--- START OF Listed entries ---

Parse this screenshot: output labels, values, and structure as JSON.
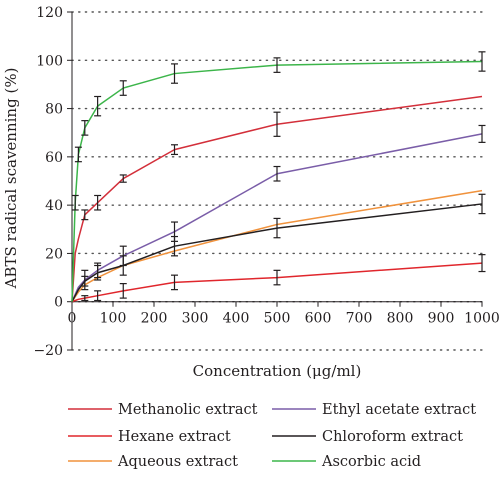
{
  "chart_data": {
    "type": "line",
    "title": "",
    "xlabel": "Concentration (μg/ml)",
    "ylabel": "ABTS radical scavenning (%)",
    "xlim": [
      0,
      1000
    ],
    "ylim": [
      -20,
      120
    ],
    "x_ticks": [
      "0",
      "100",
      "200",
      "300",
      "400",
      "500",
      "600",
      "700",
      "800",
      "900",
      "1000"
    ],
    "y_ticks": [
      "−20",
      "0",
      "20",
      "40",
      "60",
      "80",
      "100",
      "120"
    ],
    "grid": "horizontal dotted",
    "legend_position": "bottom",
    "series": [
      {
        "name": "Methanolic extract",
        "color": "#d32f3a",
        "points": [
          [
            0,
            0
          ],
          [
            7.8,
            20
          ],
          [
            15.6,
            26
          ],
          [
            31.25,
            36
          ],
          [
            62.5,
            41
          ],
          [
            125,
            51
          ],
          [
            250,
            63
          ],
          [
            500,
            73.5
          ],
          [
            1000,
            85
          ]
        ],
        "errors": [
          null,
          null,
          null,
          2,
          3,
          1.5,
          2,
          5,
          null
        ]
      },
      {
        "name": "Hexane extract",
        "color": "#e0262c",
        "points": [
          [
            0,
            0
          ],
          [
            7.8,
            0.5
          ],
          [
            15.6,
            1
          ],
          [
            31.25,
            1.5
          ],
          [
            62.5,
            2.5
          ],
          [
            125,
            4.5
          ],
          [
            250,
            8
          ],
          [
            500,
            10
          ],
          [
            1000,
            16
          ]
        ],
        "errors": [
          null,
          null,
          null,
          1,
          2,
          3,
          3,
          3,
          3.5
        ]
      },
      {
        "name": "Aqueous extract",
        "color": "#f0923c",
        "points": [
          [
            0,
            0
          ],
          [
            7.8,
            2
          ],
          [
            15.6,
            4
          ],
          [
            31.25,
            7
          ],
          [
            62.5,
            10
          ],
          [
            125,
            15
          ],
          [
            250,
            21
          ],
          [
            500,
            32
          ],
          [
            1000,
            46
          ]
        ],
        "errors": [
          null,
          null,
          null,
          null,
          null,
          null,
          null,
          null,
          null
        ]
      },
      {
        "name": "Ethyl acetate extract",
        "color": "#7a5da8",
        "points": [
          [
            0,
            0
          ],
          [
            7.8,
            3
          ],
          [
            15.6,
            6
          ],
          [
            31.25,
            9
          ],
          [
            62.5,
            13
          ],
          [
            125,
            19
          ],
          [
            250,
            29
          ],
          [
            500,
            53
          ],
          [
            1000,
            69.5
          ]
        ],
        "errors": [
          null,
          null,
          null,
          4,
          3,
          4,
          4,
          3,
          3.5
        ]
      },
      {
        "name": "Chloroform extract",
        "color": "#231f20",
        "points": [
          [
            0,
            0
          ],
          [
            7.8,
            2.5
          ],
          [
            15.6,
            5
          ],
          [
            31.25,
            8.5
          ],
          [
            62.5,
            12
          ],
          [
            125,
            15
          ],
          [
            250,
            23
          ],
          [
            500,
            30.5
          ],
          [
            1000,
            40.5
          ]
        ],
        "errors": [
          null,
          null,
          null,
          2,
          3,
          4,
          4,
          4,
          4
        ]
      },
      {
        "name": "Ascorbic acid",
        "color": "#3cb54a",
        "points": [
          [
            0,
            0
          ],
          [
            7.8,
            41
          ],
          [
            15.6,
            61
          ],
          [
            31.25,
            72
          ],
          [
            62.5,
            81
          ],
          [
            125,
            88.5
          ],
          [
            250,
            94.5
          ],
          [
            500,
            98
          ],
          [
            1000,
            99.5
          ]
        ],
        "errors": [
          null,
          3,
          3,
          3,
          4,
          3,
          4,
          3,
          4
        ]
      }
    ]
  }
}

--- END OF Listed entries ---

> _Exercise requirements_:
The lines to collect are those holding the string "extract"; copy them all.

> _Finished task_:
        "name": "Methanolic extract",
        "name": "Hexane extract",
        "name": "Aqueous extract",
        "name": "Ethyl acetate extract",
        "name": "Chloroform extract",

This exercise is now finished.